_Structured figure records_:

# # # # # # #

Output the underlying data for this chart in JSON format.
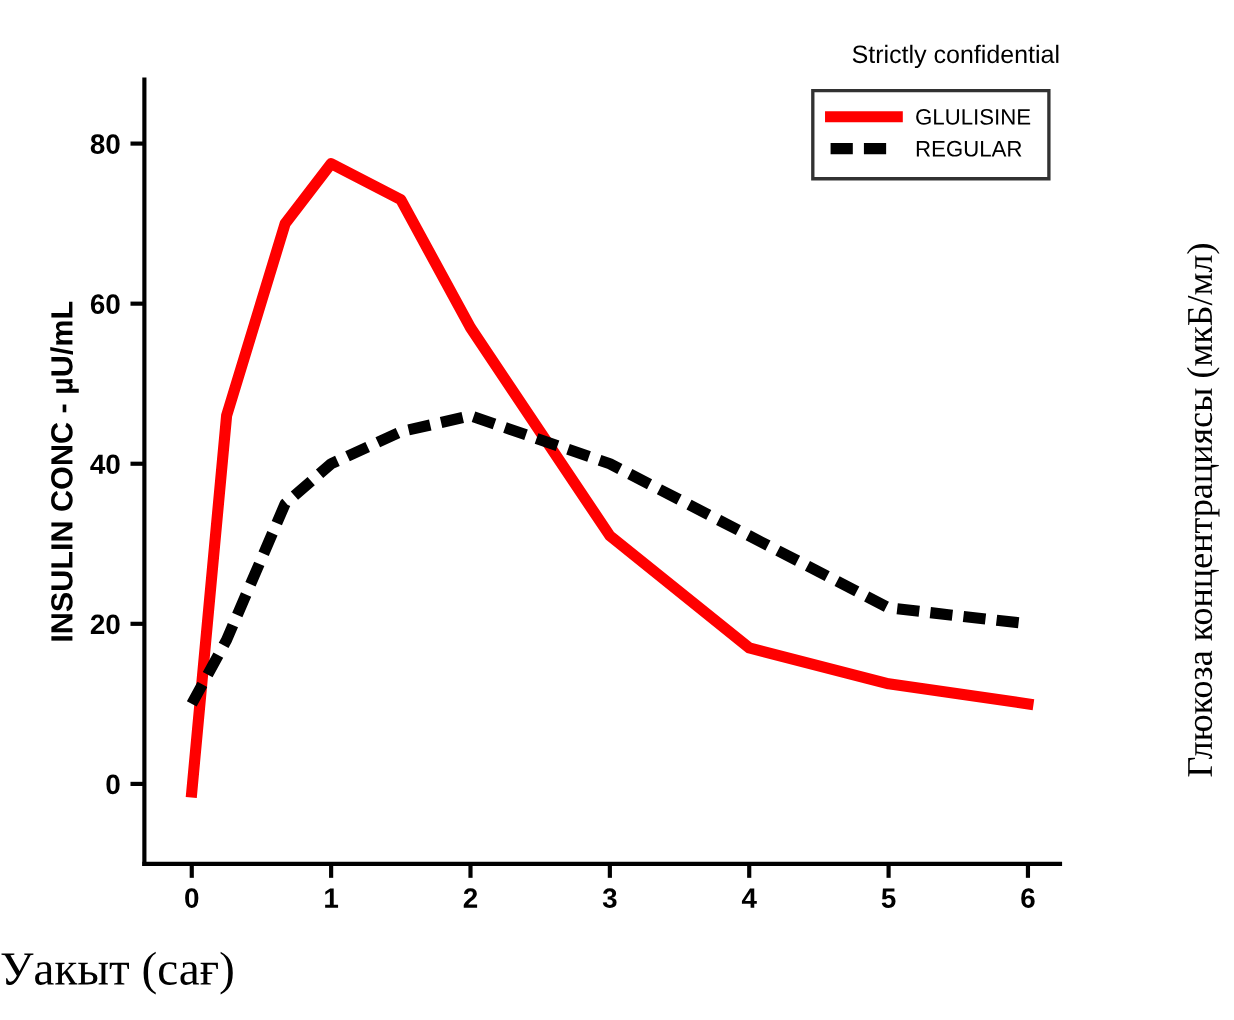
{
  "chart_data": {
    "type": "line",
    "title": "Strictly confidential",
    "xlabel": "Уакыт (сағ)",
    "ylabel": "INSULIN CONC - µU/mL",
    "annotations": [
      "Глюкоза концентрациясы (мкБ/мл)"
    ],
    "x": [
      0,
      0.25,
      0.67,
      1,
      1.5,
      2,
      3,
      4,
      5,
      6
    ],
    "series": [
      {
        "name": "GLULISINE",
        "color": "#ff0000",
        "line_style": "solid",
        "values": [
          -1,
          46,
          70,
          77.5,
          73,
          57,
          31,
          17,
          12.5,
          10
        ]
      },
      {
        "name": "REGULAR",
        "color": "#000000",
        "line_style": "dashed",
        "values": [
          10,
          18,
          35,
          40,
          44,
          46,
          40,
          31,
          22,
          20
        ]
      }
    ],
    "xlim": [
      -0.34,
      6.23
    ],
    "ylim": [
      -10,
      88
    ],
    "xticks": [
      0,
      1,
      2,
      3,
      4,
      5,
      6
    ],
    "yticks": [
      0,
      20,
      40,
      60,
      80
    ],
    "grid": false,
    "legend": "top right",
    "marker": "none"
  }
}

# # # # # # #

_What the task requires_: Quote the material word for word, dropping any images it holds.

_Correct answer_:
Output the underlying data for this chart in JSON format.
{
  "chart_data": {
    "type": "line",
    "title": "Strictly confidential",
    "xlabel": "Уакыт (сағ)",
    "ylabel": "INSULIN CONC - µU/mL",
    "annotations": [
      "Глюкоза концентрациясы (мкБ/мл)"
    ],
    "x": [
      0,
      0.25,
      0.67,
      1,
      1.5,
      2,
      3,
      4,
      5,
      6
    ],
    "series": [
      {
        "name": "GLULISINE",
        "color": "#ff0000",
        "line_style": "solid",
        "values": [
          -1,
          46,
          70,
          77.5,
          73,
          57,
          31,
          17,
          12.5,
          10
        ]
      },
      {
        "name": "REGULAR",
        "color": "#000000",
        "line_style": "dashed",
        "values": [
          10,
          18,
          35,
          40,
          44,
          46,
          40,
          31,
          22,
          20
        ]
      }
    ],
    "xlim": [
      -0.34,
      6.23
    ],
    "ylim": [
      -10,
      88
    ],
    "xticks": [
      0,
      1,
      2,
      3,
      4,
      5,
      6
    ],
    "yticks": [
      0,
      20,
      40,
      60,
      80
    ],
    "grid": false,
    "legend": "top right",
    "marker": "none"
  }
}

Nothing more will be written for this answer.